RECORDS FOR PROCESSING ::

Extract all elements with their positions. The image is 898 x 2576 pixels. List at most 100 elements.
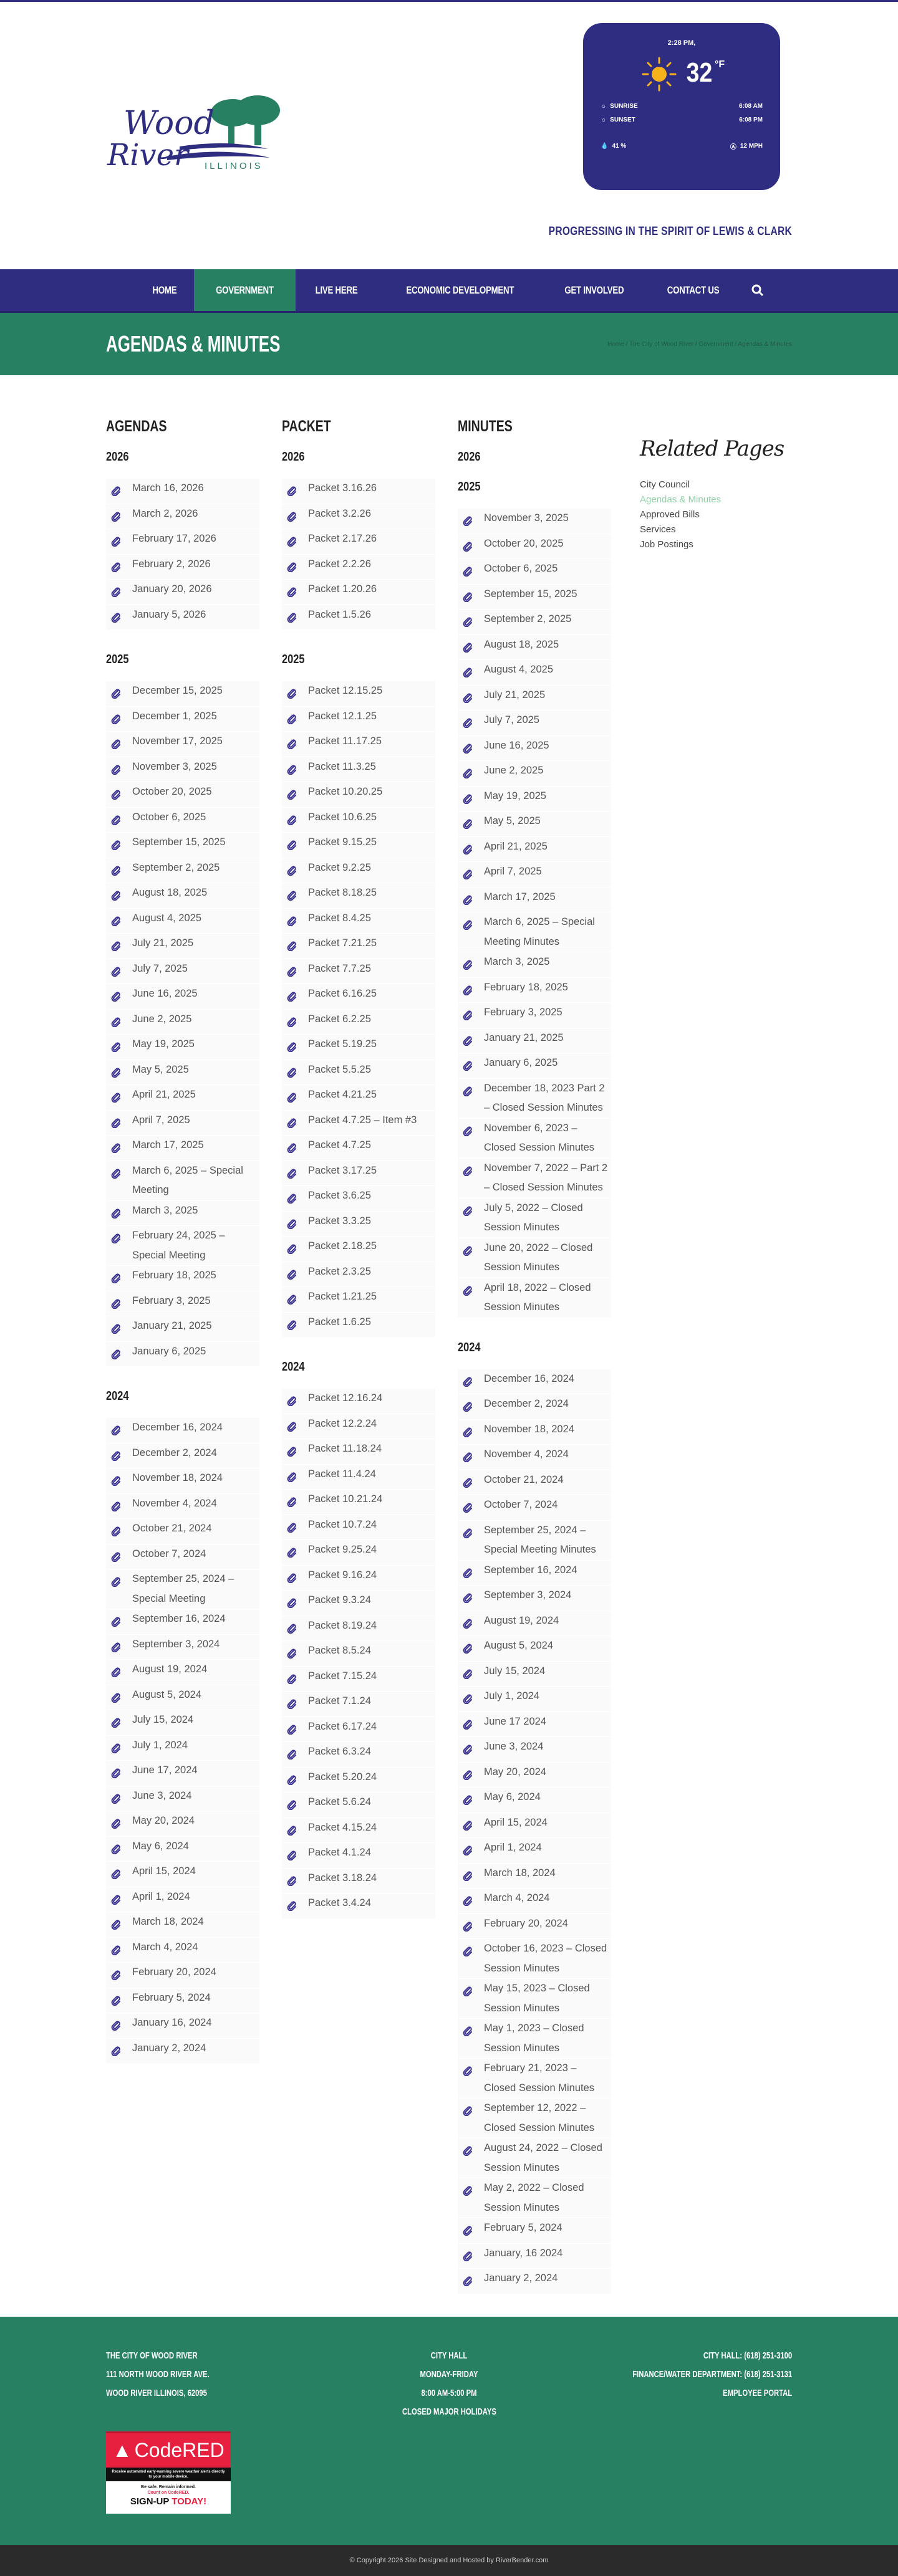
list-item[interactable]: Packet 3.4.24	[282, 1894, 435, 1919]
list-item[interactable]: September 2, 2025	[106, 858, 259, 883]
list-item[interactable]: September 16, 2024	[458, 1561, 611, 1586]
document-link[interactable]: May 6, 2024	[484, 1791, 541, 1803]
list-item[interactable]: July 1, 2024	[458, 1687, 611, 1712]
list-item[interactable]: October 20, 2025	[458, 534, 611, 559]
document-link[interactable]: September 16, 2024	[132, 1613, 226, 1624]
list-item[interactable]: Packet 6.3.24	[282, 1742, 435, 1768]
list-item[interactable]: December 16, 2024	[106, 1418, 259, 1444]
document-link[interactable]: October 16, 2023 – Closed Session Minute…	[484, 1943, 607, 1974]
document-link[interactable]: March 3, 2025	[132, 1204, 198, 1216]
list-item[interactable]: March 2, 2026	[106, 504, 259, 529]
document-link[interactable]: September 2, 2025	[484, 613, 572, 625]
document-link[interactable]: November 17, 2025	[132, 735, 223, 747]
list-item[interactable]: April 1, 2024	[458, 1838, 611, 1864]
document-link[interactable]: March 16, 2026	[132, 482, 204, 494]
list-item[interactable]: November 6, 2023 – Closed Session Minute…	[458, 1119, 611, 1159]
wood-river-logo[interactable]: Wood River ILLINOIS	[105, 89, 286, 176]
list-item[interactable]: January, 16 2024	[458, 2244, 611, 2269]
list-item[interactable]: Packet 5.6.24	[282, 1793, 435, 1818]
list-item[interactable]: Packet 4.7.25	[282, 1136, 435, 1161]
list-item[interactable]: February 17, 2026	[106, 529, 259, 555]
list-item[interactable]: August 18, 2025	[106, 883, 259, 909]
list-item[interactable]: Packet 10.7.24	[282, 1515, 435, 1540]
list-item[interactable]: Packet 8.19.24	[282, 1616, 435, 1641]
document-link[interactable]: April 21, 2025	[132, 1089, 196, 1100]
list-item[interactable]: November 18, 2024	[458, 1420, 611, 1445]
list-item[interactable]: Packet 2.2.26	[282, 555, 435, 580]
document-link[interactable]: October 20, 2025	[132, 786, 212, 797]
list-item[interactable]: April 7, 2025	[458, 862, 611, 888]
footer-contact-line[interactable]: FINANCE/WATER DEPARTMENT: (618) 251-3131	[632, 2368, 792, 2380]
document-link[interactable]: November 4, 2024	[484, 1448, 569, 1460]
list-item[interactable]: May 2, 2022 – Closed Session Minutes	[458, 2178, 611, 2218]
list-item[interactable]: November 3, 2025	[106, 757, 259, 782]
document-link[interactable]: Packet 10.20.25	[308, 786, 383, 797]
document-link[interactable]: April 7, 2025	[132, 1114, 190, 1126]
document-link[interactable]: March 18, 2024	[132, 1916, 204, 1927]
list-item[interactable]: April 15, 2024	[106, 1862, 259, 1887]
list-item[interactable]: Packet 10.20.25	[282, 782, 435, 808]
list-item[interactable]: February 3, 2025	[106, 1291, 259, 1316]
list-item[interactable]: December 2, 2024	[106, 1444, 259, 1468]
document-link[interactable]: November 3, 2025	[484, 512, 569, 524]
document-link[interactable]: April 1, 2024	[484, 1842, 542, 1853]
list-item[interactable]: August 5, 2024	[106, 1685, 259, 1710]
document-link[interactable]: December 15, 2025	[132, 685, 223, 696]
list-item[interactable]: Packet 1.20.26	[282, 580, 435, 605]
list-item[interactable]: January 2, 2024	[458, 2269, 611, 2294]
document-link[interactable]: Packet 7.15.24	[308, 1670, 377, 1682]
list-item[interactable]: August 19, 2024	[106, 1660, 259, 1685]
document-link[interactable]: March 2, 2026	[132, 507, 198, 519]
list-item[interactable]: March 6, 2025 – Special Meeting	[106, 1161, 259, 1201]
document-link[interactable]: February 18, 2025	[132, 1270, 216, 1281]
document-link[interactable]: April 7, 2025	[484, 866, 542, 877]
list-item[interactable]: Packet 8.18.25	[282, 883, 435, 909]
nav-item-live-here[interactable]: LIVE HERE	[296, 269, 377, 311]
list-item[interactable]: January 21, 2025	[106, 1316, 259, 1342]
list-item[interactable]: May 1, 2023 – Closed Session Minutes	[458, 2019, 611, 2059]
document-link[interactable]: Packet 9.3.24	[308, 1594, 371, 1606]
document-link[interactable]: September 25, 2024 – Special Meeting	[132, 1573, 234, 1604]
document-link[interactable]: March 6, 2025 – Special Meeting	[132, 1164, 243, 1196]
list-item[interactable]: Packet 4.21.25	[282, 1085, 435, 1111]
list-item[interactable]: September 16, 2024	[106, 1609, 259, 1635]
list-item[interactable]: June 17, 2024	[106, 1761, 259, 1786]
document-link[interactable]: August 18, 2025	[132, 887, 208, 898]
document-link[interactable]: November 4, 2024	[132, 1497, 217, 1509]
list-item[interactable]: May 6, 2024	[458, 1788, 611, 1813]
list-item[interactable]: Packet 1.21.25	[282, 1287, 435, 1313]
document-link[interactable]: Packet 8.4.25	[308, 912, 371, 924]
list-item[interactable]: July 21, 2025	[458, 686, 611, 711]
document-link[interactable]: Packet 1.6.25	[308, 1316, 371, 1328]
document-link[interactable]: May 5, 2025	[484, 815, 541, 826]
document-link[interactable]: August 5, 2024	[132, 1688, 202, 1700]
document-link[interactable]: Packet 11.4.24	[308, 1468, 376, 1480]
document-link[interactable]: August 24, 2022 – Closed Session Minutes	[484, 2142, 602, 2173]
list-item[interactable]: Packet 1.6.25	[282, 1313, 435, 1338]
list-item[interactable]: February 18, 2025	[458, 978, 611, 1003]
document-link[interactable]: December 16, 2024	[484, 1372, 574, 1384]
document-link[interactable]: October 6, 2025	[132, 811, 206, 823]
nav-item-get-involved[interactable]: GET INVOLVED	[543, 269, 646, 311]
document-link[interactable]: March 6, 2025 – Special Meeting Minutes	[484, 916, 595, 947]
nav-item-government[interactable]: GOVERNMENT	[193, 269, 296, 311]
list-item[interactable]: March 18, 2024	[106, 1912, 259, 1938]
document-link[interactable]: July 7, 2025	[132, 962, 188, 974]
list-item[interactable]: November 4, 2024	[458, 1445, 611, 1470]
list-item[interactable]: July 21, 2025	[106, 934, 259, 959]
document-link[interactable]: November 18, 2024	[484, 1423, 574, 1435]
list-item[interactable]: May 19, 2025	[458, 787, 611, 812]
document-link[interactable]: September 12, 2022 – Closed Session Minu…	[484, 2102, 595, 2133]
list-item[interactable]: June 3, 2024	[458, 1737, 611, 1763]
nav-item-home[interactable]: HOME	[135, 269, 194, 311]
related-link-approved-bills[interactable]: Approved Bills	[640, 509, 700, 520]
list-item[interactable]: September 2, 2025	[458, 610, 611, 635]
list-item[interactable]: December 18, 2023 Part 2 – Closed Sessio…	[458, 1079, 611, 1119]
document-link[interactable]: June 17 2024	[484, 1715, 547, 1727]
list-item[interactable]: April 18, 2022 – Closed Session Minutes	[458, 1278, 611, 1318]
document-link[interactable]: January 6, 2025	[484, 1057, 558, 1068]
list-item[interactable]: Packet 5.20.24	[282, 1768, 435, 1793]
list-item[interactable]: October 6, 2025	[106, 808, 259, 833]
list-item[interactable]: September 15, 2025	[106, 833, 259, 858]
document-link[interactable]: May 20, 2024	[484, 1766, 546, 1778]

REQUIREMENT :: Rewrite the material starting at the line that contains "1894, 435, 1919]" and ending at the line that contains "1616, 435, 1641]", with "Packet" replaced by "Meeting Packet" and everything else left unchanged.

OUTPUT FOR THIS TASK ::
list-item[interactable]: Meeting Packet 3.4.24	[282, 1894, 435, 1919]
list-item[interactable]: September 2, 2025	[106, 858, 259, 883]
list-item[interactable]: September 16, 2024	[458, 1561, 611, 1586]
document-link[interactable]: May 6, 2024	[484, 1791, 541, 1803]
list-item[interactable]: July 1, 2024	[458, 1687, 611, 1712]
list-item[interactable]: October 20, 2025	[458, 534, 611, 559]
document-link[interactable]: September 16, 2024	[132, 1613, 226, 1624]
list-item[interactable]: Meeting Packet 6.3.24	[282, 1742, 435, 1768]
list-item[interactable]: December 16, 2024	[106, 1418, 259, 1444]
document-link[interactable]: October 16, 2023 – Closed Session Minute…	[484, 1943, 607, 1974]
document-link[interactable]: March 3, 2025	[132, 1204, 198, 1216]
list-item[interactable]: March 2, 2026	[106, 504, 259, 529]
document-link[interactable]: September 2, 2025	[484, 613, 572, 625]
document-link[interactable]: November 17, 2025	[132, 735, 223, 747]
list-item[interactable]: April 1, 2024	[458, 1838, 611, 1864]
document-link[interactable]: March 16, 2026	[132, 482, 204, 494]
list-item[interactable]: November 6, 2023 – Closed Session Minute…	[458, 1119, 611, 1159]
wood-river-logo[interactable]: Wood River ILLINOIS	[105, 89, 286, 176]
list-item[interactable]: January, 16 2024	[458, 2244, 611, 2269]
list-item[interactable]: Meeting Packet 5.6.24	[282, 1793, 435, 1818]
list-item[interactable]: Meeting Packet 4.7.25	[282, 1136, 435, 1161]
list-item[interactable]: February 17, 2026	[106, 529, 259, 555]
list-item[interactable]: August 18, 2025	[106, 883, 259, 909]
list-item[interactable]: Meeting Packet 10.7.24	[282, 1515, 435, 1540]
list-item[interactable]: Meeting Packet 8.19.24	[282, 1616, 435, 1641]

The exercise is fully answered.